Dataset entries
====
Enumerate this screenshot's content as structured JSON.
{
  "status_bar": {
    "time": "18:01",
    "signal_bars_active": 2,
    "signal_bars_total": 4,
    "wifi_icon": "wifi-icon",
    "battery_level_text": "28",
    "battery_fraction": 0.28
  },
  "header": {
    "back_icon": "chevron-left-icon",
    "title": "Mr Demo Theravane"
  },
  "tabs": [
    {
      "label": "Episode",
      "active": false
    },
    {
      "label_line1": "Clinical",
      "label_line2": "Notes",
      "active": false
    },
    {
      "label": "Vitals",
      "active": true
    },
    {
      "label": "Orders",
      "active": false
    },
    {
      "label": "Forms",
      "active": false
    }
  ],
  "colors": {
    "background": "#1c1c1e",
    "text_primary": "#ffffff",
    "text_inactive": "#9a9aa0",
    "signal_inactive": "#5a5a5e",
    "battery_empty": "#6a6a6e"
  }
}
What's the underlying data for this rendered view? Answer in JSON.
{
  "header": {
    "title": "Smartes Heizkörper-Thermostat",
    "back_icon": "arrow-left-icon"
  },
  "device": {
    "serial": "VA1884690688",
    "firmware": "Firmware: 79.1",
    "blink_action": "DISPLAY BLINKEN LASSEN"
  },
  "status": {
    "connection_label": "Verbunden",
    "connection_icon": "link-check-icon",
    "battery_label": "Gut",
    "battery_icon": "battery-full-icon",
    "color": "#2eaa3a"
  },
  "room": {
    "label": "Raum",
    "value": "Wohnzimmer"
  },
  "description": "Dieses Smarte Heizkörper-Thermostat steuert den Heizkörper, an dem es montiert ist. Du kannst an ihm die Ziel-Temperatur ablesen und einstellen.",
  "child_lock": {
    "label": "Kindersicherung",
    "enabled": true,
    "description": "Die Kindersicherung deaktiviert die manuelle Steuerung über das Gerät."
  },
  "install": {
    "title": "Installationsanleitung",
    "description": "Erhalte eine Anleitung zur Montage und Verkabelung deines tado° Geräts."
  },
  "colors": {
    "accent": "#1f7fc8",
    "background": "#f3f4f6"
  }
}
====
Copy each line in the data that holds the word "Thermostat".

    "title": "Smartes Heizkörper-Thermostat",
  "description": "Dieses Smarte Heizkörper-Thermostat steuert den Heizkörper, an dem es montiert ist. Du kannst an ihm die Ziel-Temperatur ablesen und einstellen.",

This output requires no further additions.